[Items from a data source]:

————————

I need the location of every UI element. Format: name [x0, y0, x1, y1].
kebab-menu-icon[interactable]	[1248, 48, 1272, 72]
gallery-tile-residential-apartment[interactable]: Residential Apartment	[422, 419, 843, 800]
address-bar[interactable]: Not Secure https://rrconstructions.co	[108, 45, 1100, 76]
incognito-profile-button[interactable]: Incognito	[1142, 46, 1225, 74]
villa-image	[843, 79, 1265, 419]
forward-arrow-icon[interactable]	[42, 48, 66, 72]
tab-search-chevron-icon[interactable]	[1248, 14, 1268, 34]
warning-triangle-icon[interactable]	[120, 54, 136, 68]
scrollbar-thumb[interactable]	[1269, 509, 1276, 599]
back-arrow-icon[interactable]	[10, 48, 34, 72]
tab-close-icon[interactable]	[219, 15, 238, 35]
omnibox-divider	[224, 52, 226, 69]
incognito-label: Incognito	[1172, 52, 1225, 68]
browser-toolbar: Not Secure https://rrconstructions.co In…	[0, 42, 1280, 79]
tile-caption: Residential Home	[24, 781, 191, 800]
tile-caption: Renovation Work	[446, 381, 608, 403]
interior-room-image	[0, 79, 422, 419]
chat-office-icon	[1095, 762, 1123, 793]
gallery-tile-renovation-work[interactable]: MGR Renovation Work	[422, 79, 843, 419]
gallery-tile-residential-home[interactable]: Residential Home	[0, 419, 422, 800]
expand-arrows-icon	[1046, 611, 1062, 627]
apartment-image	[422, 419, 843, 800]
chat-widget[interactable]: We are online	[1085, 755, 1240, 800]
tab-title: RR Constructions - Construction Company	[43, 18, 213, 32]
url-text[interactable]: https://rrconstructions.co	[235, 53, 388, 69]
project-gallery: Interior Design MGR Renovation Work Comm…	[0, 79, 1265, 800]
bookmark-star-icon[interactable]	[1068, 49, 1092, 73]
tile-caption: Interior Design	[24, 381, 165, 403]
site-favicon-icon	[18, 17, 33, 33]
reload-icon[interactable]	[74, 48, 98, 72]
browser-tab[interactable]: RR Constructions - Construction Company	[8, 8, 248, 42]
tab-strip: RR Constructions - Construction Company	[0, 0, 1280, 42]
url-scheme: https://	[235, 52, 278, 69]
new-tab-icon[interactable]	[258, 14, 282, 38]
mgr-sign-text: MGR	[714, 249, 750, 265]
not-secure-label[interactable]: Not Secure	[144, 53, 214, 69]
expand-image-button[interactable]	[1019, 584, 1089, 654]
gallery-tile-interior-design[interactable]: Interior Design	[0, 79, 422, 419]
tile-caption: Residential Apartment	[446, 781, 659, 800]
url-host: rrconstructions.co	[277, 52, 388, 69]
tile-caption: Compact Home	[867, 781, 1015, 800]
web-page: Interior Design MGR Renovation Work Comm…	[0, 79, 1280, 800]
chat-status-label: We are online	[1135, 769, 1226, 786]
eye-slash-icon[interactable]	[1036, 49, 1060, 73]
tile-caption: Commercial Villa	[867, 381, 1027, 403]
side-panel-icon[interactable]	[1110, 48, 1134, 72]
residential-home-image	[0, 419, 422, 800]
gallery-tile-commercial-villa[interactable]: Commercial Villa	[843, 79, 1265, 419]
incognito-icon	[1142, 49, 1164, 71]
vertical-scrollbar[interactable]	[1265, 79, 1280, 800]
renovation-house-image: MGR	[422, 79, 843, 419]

————————

Reproduce every entry above word for word, line by line.

[SOLUTION TO THIS PROBLEM]:
I need the location of every UI element. Format: name [x0, y0, x1, y1].
kebab-menu-icon[interactable]	[1248, 48, 1272, 72]
gallery-tile-residential-apartment[interactable]: Residential Apartment	[422, 419, 843, 800]
address-bar[interactable]: Not Secure https://rrconstructions.co	[108, 45, 1100, 76]
incognito-profile-button[interactable]: Incognito	[1142, 46, 1225, 74]
villa-image	[843, 79, 1265, 419]
forward-arrow-icon[interactable]	[42, 48, 66, 72]
tab-search-chevron-icon[interactable]	[1248, 14, 1268, 34]
warning-triangle-icon[interactable]	[120, 54, 136, 68]
scrollbar-thumb[interactable]	[1269, 509, 1276, 599]
back-arrow-icon[interactable]	[10, 48, 34, 72]
tab-close-icon[interactable]	[219, 15, 238, 35]
omnibox-divider	[224, 52, 226, 69]
incognito-label: Incognito	[1172, 52, 1225, 68]
browser-toolbar: Not Secure https://rrconstructions.co In…	[0, 42, 1280, 79]
tile-caption: Residential Home	[24, 781, 191, 800]
tile-caption: Renovation Work	[446, 381, 608, 403]
interior-room-image	[0, 79, 422, 419]
chat-office-icon	[1095, 762, 1123, 793]
gallery-tile-renovation-work[interactable]: MGR Renovation Work	[422, 79, 843, 419]
gallery-tile-residential-home[interactable]: Residential Home	[0, 419, 422, 800]
expand-arrows-icon	[1046, 611, 1062, 627]
apartment-image	[422, 419, 843, 800]
chat-widget[interactable]: We are online	[1085, 755, 1240, 800]
tab-title: RR Constructions - Construction Company	[43, 18, 213, 32]
url-text[interactable]: https://rrconstructions.co	[235, 53, 388, 69]
project-gallery: Interior Design MGR Renovation Work Comm…	[0, 79, 1265, 800]
bookmark-star-icon[interactable]	[1068, 49, 1092, 73]
tile-caption: Interior Design	[24, 381, 165, 403]
site-favicon-icon	[18, 17, 33, 33]
reload-icon[interactable]	[74, 48, 98, 72]
browser-tab[interactable]: RR Constructions - Construction Company	[8, 8, 248, 42]
tab-strip: RR Constructions - Construction Company	[0, 0, 1280, 42]
url-scheme: https://	[235, 52, 278, 69]
new-tab-icon[interactable]	[258, 14, 282, 38]
mgr-sign-text: MGR	[714, 249, 750, 265]
not-secure-label[interactable]: Not Secure	[144, 53, 214, 69]
expand-image-button[interactable]	[1019, 584, 1089, 654]
gallery-tile-interior-design[interactable]: Interior Design	[0, 79, 422, 419]
tile-caption: Residential Apartment	[446, 781, 659, 800]
url-host: rrconstructions.co	[277, 52, 388, 69]
tile-caption: Compact Home	[867, 781, 1015, 800]
web-page: Interior Design MGR Renovation Work Comm…	[0, 79, 1280, 800]
chat-status-label: We are online	[1135, 769, 1226, 786]
eye-slash-icon[interactable]	[1036, 49, 1060, 73]
tile-caption: Commercial Villa	[867, 381, 1027, 403]
side-panel-icon[interactable]	[1110, 48, 1134, 72]
residential-home-image	[0, 419, 422, 800]
gallery-tile-commercial-villa[interactable]: Commercial Villa	[843, 79, 1265, 419]
incognito-icon	[1142, 49, 1164, 71]
vertical-scrollbar[interactable]	[1265, 79, 1280, 800]
renovation-house-image: MGR	[422, 79, 843, 419]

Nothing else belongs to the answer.